Can you format the lines from the first one through the line containing "colorbar-tick-label: 120 [1194,234,1225,255]" as a Markdown table, with each row number under Row and each line under Text, omitting blank lines and anything after that point?

• RECORDS SUPPLIED:
+===+
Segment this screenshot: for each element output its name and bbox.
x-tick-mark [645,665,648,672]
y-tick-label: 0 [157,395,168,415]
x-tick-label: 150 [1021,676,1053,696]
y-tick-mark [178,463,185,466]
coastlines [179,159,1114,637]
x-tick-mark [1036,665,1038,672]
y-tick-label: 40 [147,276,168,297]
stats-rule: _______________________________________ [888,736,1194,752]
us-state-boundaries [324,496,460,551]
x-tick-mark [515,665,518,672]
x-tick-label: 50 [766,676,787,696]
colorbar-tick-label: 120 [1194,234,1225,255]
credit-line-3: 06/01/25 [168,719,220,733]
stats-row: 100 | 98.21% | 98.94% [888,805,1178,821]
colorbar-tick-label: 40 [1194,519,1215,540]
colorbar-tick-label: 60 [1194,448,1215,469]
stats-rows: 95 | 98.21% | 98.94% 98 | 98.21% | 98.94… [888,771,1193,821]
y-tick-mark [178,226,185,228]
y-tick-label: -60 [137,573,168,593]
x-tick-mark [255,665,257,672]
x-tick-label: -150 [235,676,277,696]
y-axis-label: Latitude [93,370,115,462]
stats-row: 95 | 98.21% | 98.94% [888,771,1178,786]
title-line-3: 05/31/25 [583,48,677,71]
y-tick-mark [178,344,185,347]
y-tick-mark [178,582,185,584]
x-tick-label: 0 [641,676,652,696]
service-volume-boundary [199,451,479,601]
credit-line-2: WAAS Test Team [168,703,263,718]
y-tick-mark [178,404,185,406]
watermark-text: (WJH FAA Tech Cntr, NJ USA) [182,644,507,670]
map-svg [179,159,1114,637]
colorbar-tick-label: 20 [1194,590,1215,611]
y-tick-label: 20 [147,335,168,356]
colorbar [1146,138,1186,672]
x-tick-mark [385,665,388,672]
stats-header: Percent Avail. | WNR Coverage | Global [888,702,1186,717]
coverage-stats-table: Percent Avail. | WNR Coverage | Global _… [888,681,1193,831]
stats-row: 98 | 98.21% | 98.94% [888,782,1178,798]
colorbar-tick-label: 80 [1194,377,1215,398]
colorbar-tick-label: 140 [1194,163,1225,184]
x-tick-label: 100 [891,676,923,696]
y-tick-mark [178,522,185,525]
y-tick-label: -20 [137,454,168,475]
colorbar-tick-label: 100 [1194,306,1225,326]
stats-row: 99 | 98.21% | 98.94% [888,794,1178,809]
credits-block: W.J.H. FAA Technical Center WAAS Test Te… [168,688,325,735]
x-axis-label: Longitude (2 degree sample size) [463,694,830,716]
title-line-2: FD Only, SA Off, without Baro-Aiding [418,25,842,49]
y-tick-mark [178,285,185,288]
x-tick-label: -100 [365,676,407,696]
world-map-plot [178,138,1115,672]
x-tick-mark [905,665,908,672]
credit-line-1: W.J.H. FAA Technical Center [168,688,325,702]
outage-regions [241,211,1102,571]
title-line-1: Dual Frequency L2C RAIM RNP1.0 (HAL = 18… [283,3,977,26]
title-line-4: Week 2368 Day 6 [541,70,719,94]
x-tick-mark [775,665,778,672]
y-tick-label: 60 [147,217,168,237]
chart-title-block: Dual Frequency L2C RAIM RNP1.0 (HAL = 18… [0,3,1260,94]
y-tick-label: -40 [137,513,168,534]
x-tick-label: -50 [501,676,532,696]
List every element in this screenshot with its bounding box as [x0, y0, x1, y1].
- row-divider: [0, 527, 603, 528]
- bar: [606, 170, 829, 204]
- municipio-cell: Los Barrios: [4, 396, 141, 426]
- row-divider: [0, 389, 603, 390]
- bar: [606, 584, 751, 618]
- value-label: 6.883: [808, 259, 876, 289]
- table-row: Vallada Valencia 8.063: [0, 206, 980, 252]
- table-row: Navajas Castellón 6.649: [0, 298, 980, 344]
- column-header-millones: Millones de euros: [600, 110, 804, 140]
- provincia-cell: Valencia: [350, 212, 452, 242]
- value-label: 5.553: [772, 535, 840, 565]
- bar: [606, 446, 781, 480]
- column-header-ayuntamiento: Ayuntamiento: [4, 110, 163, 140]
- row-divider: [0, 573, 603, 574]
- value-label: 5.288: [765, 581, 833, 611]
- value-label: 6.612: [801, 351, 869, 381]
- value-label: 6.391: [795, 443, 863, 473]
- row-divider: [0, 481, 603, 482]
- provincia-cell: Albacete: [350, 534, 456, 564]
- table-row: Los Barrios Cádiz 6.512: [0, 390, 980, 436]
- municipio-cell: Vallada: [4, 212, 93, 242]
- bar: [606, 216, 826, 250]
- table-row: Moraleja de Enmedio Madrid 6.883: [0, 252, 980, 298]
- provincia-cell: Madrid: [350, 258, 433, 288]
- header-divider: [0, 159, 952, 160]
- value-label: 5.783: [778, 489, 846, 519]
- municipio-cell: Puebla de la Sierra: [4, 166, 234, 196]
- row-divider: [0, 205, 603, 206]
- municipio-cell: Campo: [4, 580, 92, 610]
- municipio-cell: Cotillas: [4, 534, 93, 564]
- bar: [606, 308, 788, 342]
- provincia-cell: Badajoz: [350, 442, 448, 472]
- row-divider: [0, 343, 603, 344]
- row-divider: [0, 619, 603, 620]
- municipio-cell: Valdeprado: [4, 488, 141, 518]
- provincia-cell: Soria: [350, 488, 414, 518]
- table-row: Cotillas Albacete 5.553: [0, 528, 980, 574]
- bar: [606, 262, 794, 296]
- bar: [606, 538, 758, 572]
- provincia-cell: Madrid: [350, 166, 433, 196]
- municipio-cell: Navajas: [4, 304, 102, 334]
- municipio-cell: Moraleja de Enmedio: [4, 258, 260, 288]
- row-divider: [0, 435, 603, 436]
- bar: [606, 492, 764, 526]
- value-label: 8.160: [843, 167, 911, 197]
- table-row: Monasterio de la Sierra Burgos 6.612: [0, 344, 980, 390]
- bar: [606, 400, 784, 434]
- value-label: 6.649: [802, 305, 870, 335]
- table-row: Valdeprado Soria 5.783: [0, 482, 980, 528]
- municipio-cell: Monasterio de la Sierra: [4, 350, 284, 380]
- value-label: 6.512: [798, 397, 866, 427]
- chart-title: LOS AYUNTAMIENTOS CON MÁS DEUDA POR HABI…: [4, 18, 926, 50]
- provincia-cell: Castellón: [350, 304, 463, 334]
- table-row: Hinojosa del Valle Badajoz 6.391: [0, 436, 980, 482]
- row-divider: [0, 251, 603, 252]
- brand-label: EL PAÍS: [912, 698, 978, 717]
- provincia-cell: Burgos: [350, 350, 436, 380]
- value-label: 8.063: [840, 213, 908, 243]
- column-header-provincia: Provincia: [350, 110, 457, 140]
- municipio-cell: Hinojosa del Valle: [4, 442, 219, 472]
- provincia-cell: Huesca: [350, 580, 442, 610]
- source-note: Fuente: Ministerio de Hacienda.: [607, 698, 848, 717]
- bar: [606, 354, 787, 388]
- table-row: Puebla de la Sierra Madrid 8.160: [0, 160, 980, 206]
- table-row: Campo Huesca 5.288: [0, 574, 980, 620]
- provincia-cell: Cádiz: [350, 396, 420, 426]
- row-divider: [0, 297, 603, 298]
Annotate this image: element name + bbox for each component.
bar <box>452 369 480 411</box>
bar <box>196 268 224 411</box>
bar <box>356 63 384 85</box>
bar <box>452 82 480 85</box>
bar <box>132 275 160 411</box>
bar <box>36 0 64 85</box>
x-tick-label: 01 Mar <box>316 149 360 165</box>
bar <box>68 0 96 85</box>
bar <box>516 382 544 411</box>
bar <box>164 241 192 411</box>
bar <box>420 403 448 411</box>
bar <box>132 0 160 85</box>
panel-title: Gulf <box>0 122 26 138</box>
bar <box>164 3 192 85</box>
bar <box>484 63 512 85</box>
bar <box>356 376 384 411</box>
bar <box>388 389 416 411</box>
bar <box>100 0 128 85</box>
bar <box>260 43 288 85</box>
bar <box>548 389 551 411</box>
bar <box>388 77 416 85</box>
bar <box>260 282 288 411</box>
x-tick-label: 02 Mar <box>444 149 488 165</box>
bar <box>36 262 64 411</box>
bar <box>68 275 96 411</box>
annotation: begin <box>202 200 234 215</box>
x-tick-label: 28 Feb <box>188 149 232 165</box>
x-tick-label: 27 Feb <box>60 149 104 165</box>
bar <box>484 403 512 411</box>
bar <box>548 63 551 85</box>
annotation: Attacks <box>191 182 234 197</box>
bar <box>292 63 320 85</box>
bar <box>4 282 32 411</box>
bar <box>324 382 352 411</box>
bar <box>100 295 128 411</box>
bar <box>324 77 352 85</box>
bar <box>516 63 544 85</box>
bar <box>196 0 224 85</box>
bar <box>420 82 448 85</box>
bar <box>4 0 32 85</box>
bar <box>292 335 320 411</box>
+===+
• THE ANSWER:
| Row | Text |
|---|---|
| 1 | Segment this screenshot: for each element output its name and bbox. |
| 2 | x-tick-mark [645,665,648,672] |
| 3 | y-tick-label: 0 [157,395,168,415] |
| 4 | x-tick-label: 150 [1021,676,1053,696] |
| 5 | y-tick-mark [178,463,185,466] |
| 6 | coastlines [179,159,1114,637] |
| 7 | x-tick-mark [1036,665,1038,672] |
| 8 | y-tick-label: 40 [147,276,168,297] |
| 9 | stats-rule: _______________________________________ [888,736,1194,752] |
| 10 | us-state-boundaries [324,496,460,551] |
| 11 | x-tick-mark [515,665,518,672] |
| 12 | x-tick-label: 50 [766,676,787,696] |
| 13 | colorbar-tick-label: 120 [1194,234,1225,255] |